Task brief: Go over the entries below line by line, copying each one that contains the word "name".
:: Supplied records ::
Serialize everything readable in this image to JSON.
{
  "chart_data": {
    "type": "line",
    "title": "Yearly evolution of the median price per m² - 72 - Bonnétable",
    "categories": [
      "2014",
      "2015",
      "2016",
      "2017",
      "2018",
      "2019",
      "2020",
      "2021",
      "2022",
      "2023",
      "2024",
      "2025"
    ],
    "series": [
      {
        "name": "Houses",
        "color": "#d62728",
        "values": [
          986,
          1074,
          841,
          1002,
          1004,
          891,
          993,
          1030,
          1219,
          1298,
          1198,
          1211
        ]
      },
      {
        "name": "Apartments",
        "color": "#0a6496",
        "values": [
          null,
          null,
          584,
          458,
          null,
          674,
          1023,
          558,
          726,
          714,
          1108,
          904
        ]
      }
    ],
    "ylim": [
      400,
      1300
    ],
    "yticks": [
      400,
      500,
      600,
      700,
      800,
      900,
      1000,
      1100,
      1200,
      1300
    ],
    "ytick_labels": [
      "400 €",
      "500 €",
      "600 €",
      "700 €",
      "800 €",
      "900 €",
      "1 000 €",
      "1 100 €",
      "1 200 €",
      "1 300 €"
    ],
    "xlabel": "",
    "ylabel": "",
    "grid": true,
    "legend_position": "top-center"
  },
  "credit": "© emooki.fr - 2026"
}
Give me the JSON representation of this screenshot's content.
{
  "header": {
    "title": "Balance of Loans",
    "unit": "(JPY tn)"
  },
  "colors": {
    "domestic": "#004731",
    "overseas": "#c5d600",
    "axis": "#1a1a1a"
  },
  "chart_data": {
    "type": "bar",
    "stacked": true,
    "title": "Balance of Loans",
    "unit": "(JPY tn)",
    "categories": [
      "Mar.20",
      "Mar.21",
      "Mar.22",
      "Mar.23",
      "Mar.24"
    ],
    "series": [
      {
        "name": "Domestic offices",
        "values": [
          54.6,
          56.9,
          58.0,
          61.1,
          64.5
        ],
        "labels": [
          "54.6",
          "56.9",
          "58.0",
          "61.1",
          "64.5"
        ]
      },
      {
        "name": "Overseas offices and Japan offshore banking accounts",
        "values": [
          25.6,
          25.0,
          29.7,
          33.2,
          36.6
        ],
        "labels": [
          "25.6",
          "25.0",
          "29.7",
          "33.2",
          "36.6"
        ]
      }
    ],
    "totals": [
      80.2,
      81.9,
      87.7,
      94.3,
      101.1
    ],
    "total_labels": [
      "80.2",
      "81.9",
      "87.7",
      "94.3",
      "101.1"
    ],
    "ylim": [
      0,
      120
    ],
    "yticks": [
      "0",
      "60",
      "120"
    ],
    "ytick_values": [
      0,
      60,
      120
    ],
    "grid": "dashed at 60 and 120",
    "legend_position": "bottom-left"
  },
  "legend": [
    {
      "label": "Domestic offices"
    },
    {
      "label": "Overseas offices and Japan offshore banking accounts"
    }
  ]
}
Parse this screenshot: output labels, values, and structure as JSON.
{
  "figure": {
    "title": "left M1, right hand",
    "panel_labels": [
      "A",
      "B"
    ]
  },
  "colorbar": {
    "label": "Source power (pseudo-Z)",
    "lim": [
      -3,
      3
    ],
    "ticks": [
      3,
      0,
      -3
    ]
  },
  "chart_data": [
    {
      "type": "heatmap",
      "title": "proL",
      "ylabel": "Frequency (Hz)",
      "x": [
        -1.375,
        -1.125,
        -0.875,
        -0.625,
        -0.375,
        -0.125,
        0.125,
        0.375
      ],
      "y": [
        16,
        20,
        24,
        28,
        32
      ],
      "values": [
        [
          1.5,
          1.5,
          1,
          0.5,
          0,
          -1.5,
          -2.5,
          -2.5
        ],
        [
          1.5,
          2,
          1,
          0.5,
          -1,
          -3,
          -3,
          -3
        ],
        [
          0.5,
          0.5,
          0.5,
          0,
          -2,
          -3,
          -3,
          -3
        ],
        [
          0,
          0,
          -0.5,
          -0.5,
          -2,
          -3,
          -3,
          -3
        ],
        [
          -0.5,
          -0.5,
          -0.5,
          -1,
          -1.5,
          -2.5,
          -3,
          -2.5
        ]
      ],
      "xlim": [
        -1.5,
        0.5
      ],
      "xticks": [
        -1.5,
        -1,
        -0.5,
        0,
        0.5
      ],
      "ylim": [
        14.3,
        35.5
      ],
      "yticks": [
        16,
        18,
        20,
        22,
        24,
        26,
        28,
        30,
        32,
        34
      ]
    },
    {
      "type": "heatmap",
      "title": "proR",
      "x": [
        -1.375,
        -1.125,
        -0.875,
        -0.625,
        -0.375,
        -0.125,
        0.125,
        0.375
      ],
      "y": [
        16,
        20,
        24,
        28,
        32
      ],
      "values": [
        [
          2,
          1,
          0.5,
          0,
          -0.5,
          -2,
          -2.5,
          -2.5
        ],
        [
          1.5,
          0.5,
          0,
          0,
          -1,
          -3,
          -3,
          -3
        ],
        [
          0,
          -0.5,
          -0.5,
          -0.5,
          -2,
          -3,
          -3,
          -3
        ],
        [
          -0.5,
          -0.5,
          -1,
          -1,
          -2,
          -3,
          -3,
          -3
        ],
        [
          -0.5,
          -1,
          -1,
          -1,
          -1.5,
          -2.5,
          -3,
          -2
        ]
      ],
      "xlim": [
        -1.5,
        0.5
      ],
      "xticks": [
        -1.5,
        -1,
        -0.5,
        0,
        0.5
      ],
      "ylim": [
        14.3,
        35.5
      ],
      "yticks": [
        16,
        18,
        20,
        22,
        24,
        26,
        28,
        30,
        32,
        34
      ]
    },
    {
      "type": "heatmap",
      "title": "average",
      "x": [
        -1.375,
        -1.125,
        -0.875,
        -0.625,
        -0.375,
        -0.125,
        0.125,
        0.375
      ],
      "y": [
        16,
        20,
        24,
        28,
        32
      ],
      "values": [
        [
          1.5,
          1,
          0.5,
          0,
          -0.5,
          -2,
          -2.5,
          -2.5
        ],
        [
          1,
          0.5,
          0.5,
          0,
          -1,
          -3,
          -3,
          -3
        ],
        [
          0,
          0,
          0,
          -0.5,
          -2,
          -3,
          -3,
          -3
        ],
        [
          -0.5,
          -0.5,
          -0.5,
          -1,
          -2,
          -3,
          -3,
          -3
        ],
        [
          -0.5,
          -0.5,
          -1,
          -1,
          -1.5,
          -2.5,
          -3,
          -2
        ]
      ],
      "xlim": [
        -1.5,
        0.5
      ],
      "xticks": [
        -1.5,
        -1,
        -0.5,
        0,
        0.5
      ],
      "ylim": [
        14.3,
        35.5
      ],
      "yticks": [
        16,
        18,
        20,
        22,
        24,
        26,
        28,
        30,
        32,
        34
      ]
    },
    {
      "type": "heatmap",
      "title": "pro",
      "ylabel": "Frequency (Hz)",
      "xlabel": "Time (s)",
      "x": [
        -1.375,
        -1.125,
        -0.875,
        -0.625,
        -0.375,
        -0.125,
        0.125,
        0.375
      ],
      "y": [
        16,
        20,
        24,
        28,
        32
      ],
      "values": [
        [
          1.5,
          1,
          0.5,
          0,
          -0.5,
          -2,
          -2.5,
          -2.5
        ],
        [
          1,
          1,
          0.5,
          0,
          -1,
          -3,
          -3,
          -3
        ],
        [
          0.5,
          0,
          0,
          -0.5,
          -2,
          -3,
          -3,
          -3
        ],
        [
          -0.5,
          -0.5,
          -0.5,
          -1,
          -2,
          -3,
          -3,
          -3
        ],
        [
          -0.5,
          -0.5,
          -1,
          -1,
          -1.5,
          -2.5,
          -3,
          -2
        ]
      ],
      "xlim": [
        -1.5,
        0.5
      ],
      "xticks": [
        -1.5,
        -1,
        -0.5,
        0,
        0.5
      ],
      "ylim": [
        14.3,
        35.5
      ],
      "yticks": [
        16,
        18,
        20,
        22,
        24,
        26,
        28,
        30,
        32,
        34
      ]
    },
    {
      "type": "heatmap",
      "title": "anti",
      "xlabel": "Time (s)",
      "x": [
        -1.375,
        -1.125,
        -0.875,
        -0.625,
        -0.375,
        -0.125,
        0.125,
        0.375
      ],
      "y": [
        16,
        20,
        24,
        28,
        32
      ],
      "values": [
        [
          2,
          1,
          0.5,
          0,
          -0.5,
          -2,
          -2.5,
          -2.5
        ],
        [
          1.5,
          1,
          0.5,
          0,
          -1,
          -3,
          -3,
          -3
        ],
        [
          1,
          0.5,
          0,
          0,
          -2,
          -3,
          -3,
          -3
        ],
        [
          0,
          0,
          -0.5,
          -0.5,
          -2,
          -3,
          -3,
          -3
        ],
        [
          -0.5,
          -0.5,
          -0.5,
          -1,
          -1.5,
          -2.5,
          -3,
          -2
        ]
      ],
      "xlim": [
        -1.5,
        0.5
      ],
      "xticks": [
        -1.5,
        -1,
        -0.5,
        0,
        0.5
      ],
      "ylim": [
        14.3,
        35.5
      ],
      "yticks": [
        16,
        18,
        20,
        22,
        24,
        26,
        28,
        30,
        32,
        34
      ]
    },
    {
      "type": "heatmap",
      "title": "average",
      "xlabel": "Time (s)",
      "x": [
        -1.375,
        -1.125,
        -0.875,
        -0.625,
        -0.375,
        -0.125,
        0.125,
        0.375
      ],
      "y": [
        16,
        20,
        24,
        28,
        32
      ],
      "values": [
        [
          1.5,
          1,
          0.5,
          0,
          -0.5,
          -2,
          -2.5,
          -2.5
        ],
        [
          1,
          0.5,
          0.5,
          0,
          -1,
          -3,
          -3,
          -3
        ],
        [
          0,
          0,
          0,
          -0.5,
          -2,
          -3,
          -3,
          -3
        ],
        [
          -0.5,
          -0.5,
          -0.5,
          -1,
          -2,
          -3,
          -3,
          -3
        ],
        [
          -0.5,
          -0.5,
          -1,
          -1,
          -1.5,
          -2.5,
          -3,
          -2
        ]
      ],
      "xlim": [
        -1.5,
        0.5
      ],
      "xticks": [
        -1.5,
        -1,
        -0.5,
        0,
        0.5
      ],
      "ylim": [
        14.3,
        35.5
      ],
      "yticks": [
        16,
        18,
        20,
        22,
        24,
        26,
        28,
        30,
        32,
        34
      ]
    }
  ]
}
:::
Exercise solution:
        "name": "Houses",
        "name": "Apartments",
        "name": "Domestic offices",
        "name": "Overseas offices and Japan offshore banking accounts",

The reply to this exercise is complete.